AVAILABLE DATA ::
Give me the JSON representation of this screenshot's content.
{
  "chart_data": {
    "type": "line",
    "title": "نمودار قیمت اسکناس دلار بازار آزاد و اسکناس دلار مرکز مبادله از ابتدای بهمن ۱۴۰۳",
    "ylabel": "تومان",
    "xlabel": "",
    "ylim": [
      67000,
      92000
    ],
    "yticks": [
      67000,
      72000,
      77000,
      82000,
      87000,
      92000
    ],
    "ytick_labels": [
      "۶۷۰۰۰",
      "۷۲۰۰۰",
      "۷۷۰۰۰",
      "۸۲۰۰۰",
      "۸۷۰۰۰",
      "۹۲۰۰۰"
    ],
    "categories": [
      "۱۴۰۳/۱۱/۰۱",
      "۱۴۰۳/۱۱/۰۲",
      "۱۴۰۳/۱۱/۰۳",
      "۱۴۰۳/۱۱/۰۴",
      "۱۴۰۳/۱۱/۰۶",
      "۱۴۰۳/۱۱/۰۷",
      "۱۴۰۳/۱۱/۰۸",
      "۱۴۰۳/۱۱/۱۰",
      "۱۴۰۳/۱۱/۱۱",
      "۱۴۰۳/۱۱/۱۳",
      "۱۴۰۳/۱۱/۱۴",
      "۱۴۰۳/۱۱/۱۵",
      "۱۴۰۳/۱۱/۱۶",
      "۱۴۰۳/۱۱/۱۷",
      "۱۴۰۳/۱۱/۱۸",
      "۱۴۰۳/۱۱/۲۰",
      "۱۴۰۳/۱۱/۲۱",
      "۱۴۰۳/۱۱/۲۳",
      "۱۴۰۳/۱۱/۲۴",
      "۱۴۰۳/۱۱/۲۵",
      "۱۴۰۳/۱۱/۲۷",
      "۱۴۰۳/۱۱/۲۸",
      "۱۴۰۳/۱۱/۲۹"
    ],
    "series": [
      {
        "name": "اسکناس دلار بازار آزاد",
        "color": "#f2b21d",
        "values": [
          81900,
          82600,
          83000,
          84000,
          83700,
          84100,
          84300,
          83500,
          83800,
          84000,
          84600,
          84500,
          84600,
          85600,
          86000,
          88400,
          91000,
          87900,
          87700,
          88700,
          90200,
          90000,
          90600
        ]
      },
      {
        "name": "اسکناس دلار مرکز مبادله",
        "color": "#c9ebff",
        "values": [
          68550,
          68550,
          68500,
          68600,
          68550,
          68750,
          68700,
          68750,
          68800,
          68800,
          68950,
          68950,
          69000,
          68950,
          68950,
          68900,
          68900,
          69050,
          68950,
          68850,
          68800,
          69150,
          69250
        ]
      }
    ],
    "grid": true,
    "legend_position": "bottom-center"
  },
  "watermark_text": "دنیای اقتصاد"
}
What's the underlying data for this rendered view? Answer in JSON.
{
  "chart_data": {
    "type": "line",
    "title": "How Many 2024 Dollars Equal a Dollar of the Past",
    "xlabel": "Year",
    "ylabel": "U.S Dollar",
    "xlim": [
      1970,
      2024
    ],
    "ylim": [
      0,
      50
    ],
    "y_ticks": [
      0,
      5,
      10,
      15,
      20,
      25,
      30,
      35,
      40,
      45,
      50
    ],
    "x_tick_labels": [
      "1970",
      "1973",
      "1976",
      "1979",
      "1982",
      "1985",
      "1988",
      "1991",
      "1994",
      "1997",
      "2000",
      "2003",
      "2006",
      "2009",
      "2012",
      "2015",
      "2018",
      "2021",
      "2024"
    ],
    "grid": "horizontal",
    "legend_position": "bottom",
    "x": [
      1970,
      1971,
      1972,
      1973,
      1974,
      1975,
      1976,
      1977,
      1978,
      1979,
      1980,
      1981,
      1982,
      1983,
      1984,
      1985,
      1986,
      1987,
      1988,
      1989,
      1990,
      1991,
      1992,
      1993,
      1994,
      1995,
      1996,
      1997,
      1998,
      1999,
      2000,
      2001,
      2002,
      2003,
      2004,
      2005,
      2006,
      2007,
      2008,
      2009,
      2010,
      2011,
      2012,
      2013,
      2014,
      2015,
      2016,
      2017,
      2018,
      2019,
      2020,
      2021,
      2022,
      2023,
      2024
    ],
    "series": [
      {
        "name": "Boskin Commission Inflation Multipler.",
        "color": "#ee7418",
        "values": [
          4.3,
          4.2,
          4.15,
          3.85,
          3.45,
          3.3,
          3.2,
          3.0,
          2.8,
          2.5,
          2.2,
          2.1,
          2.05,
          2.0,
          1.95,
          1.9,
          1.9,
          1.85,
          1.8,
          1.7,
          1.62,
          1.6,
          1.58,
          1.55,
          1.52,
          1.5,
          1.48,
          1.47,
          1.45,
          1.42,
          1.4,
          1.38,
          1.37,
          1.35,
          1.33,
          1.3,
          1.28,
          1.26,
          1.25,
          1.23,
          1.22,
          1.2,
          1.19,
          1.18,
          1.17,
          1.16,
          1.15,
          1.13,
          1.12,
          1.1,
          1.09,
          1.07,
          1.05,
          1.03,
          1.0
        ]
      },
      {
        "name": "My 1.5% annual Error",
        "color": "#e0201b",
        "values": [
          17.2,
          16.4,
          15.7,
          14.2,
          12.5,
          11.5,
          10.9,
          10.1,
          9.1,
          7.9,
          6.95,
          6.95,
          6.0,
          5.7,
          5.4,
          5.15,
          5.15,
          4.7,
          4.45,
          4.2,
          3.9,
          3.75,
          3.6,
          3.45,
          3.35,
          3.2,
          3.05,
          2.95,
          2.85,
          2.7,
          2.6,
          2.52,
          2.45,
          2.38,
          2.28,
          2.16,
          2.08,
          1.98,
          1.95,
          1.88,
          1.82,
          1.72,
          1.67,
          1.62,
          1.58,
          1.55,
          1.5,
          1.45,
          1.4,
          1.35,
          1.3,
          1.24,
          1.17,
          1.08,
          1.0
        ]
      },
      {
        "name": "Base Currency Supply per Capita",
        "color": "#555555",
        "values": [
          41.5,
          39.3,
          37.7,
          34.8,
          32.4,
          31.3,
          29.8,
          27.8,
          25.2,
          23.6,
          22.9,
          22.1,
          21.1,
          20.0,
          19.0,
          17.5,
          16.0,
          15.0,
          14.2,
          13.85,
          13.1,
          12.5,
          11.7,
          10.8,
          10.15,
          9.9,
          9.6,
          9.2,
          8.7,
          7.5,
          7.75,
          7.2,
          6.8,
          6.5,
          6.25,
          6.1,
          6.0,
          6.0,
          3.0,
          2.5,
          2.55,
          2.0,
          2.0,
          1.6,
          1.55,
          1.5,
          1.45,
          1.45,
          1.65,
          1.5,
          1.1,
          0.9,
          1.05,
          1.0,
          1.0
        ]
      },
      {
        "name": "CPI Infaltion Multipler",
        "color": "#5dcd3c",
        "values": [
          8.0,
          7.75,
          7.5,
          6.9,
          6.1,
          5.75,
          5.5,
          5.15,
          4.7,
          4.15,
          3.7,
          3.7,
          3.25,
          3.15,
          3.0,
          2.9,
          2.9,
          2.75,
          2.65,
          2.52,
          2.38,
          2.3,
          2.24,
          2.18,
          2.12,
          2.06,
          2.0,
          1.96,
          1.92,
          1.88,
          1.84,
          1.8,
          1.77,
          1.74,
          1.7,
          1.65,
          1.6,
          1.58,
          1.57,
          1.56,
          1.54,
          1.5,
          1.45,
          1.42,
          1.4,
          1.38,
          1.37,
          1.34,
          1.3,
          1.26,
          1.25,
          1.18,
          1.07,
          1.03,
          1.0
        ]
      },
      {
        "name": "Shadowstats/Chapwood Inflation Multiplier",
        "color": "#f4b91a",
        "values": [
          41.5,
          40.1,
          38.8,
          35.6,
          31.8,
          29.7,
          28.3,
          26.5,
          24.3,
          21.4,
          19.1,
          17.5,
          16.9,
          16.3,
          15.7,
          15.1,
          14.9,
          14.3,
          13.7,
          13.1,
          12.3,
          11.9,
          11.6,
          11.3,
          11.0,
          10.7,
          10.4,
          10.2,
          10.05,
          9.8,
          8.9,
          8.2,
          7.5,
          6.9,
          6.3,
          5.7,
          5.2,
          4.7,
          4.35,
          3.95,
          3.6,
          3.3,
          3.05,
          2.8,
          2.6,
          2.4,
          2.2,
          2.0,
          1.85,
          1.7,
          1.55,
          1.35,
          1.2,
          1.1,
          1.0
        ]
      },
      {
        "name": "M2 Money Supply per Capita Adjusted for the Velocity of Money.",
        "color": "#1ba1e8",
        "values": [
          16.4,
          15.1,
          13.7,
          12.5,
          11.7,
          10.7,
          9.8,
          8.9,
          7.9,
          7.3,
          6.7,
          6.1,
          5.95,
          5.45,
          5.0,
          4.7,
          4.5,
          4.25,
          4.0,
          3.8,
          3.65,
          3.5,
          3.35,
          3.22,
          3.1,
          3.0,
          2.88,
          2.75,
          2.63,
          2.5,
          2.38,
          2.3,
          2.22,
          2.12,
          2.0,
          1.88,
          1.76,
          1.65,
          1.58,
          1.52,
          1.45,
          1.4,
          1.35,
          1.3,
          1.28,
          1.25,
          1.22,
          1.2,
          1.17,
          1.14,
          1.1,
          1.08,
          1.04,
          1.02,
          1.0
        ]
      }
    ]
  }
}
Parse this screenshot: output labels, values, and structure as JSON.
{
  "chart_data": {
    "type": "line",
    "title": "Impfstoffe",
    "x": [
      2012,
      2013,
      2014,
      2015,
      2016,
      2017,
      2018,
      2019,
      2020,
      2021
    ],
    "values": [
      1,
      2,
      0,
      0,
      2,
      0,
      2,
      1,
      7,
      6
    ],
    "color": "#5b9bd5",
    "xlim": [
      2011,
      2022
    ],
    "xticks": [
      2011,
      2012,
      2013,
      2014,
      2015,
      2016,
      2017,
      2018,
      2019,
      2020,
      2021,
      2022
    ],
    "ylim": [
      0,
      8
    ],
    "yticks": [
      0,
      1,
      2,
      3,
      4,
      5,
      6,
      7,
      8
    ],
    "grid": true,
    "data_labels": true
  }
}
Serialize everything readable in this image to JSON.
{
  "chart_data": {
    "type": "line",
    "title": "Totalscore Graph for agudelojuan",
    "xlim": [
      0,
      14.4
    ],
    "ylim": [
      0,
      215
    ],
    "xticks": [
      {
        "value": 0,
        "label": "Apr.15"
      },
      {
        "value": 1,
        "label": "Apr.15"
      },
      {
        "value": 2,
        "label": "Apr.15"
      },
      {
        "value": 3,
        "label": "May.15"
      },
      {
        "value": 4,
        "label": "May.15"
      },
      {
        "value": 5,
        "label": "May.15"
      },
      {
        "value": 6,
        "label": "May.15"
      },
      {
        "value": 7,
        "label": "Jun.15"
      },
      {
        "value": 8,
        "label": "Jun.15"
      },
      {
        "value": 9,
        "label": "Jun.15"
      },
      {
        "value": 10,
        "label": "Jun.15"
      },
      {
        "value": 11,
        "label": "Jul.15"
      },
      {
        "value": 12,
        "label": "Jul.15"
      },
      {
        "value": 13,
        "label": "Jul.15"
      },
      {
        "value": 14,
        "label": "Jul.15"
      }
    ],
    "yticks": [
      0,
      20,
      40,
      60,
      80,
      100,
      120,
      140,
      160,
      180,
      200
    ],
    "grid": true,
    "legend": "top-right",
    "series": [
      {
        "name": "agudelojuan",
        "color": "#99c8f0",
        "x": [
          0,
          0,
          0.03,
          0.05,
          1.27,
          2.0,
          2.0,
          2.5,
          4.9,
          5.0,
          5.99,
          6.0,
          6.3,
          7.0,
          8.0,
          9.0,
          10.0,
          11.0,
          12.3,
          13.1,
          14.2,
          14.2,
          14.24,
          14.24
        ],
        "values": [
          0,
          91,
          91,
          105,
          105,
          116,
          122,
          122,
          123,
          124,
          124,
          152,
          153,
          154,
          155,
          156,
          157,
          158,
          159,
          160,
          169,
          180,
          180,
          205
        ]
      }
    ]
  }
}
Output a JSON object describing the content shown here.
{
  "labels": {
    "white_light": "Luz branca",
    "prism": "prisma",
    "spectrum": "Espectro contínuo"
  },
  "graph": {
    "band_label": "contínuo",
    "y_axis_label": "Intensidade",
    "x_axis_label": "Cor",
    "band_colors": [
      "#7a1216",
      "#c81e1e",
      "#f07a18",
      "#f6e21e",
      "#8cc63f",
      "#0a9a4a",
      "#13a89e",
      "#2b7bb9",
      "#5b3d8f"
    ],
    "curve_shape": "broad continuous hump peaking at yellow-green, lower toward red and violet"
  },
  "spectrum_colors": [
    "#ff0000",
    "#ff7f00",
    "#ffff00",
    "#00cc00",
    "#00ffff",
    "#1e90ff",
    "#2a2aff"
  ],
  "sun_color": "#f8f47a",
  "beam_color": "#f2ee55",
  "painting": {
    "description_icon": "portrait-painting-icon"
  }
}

THE PROBLEM ::
Return each line among the entries that holds the word "content".

REPLY TO THE EXERCISE ::
Give me the JSON representation of this screenshot's content.
Output a JSON object describing the content shown here.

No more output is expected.